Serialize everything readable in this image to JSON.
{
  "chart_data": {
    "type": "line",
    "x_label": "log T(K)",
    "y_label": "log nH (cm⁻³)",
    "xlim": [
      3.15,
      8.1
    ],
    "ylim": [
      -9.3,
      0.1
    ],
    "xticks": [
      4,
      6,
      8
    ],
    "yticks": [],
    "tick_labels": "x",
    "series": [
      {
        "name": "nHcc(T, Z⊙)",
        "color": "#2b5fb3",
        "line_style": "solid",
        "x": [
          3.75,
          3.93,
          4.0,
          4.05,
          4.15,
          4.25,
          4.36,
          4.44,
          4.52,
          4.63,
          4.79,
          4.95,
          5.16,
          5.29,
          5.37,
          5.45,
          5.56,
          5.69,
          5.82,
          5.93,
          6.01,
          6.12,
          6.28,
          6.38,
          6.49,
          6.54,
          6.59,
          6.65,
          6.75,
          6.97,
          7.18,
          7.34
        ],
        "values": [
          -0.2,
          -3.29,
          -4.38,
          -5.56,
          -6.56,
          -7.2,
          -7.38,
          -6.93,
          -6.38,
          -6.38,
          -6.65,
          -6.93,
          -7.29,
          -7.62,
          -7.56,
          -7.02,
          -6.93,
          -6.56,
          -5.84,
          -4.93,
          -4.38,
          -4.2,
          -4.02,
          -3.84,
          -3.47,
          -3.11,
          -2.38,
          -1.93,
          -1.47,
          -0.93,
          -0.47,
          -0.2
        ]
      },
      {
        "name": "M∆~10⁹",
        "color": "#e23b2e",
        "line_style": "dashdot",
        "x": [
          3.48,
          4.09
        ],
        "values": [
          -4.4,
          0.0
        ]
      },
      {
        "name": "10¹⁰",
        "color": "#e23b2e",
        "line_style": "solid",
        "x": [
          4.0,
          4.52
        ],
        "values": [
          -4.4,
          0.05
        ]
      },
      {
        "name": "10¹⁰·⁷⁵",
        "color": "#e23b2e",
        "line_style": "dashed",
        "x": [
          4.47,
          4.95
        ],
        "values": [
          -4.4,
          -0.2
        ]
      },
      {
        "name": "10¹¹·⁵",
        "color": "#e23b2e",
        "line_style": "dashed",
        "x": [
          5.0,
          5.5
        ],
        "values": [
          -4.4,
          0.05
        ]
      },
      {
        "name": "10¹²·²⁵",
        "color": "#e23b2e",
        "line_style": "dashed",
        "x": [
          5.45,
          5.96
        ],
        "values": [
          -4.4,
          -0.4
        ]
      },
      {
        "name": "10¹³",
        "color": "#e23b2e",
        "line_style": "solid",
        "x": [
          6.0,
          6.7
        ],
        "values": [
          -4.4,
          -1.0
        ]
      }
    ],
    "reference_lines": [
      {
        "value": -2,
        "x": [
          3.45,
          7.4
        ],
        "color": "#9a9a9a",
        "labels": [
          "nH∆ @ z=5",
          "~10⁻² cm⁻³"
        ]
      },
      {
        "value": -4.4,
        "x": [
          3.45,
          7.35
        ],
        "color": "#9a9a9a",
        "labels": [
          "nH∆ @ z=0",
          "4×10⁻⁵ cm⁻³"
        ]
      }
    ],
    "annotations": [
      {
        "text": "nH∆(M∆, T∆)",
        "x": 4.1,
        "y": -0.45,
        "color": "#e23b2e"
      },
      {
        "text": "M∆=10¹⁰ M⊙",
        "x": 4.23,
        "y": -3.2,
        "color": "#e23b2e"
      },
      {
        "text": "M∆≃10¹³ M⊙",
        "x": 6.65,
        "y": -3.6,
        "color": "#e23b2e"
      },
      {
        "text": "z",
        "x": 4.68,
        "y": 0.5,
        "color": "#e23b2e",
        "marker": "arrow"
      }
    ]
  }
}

=======

Reproduce each line from the records that contains the word "text".

        "text": "nH∆(M∆, T∆)",
        "text": "M∆=10¹⁰ M⊙",
        "text": "M∆≃10¹³ M⊙",
        "text": "z",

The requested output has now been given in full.